Source material:

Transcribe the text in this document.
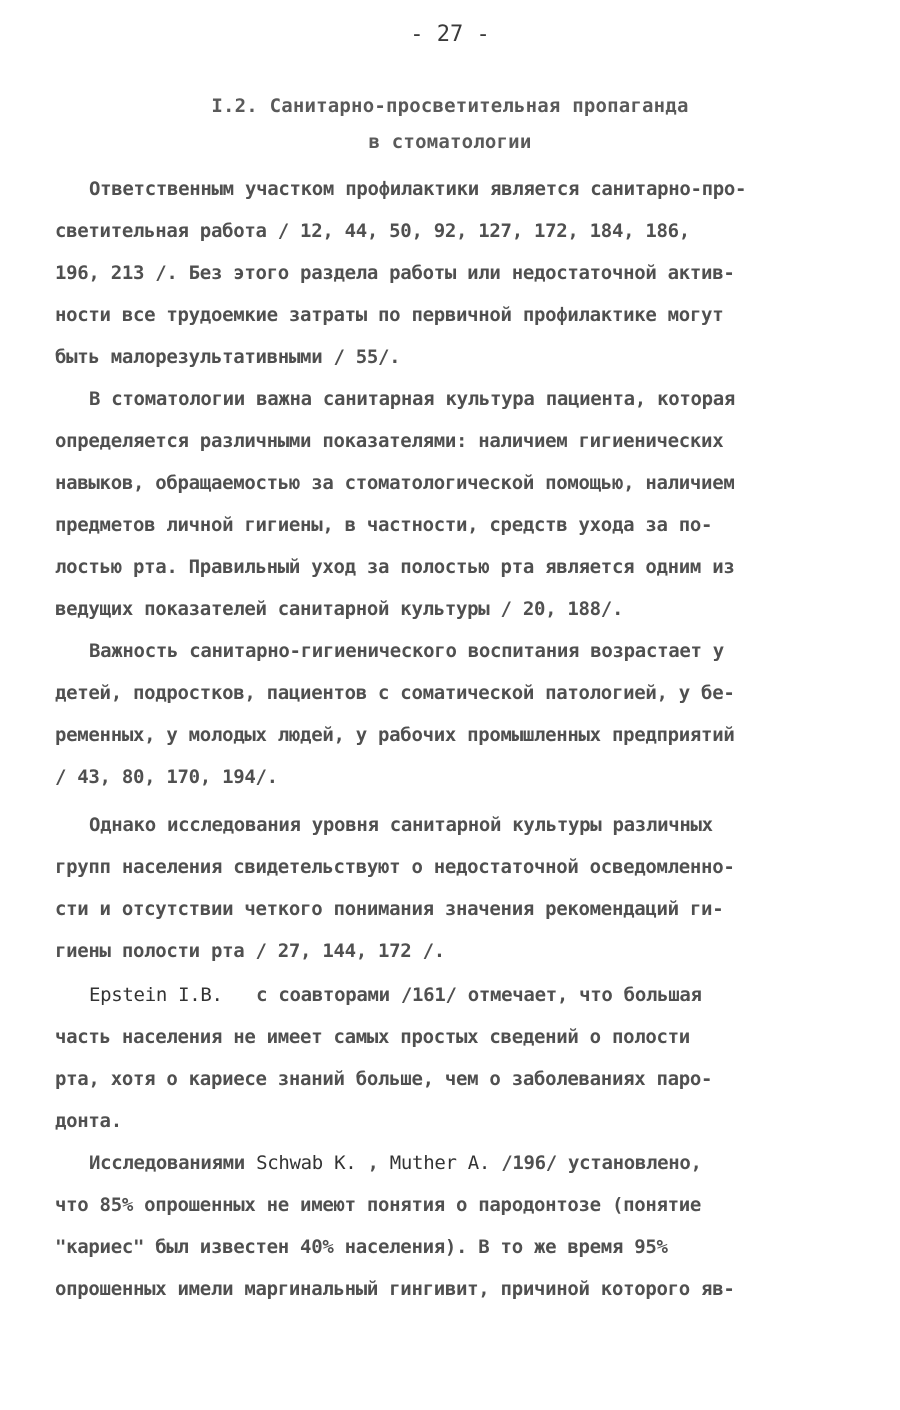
- 27 -
I.2. Санитарно-просветительная пропаганда
в стоматологии
Ответственным участком профилактики является санитарно-про-
светительная работа / 12, 44, 50, 92, 127, 172, 184, 186,
196, 213 /. Без этого раздела работы или недостаточной актив-
ности все трудоемкие затраты по первичной профилактике могут
быть малорезультативными / 55/.
В стоматологии важна санитарная культура пациента, которая
определяется различными показателями: наличием гигиенических
навыков, обращаемостью за стоматологической помощью, наличием
предметов личной гигиены, в частности, средств ухода за по-
лостью рта. Правильный уход за полостью рта является одним из
ведущих показателей санитарной культуры / 20, 188/.
Важность санитарно-гигиенического воспитания возрастает у
детей, подростков, пациентов с соматической патологией, у бе-
ременных, у молодых людей, у рабочих промышленных предприятий
/ 43, 80, 170, 194/.
Однако исследования уровня санитарной культуры различных
групп населения свидетельствуют о недостаточной осведомленно-
сти и отсутствии четкого понимания значения рекомендаций ги-
гиены полости рта / 27, 144, 172 /.
Epstein I.B. с соавторами /161/ отмечает, что большая
часть населения не имеет самых простых сведений о полости
рта, хотя о кариесе знаний больше, чем о заболеваниях паро-
донта.
Исследованиями Schwab K. , Muther A. /196/ установлено,
что 85% опрошенных не имеют понятия о пародонтозе (понятие
"кариес" был известен 40% населения). В то же время 95%
опрошенных имели маргинальный гингивит, причиной которого яв-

Short task:
Of the lines above, how many hold the word "стоматологии"? Say the number alone.

Result of the exercise:
2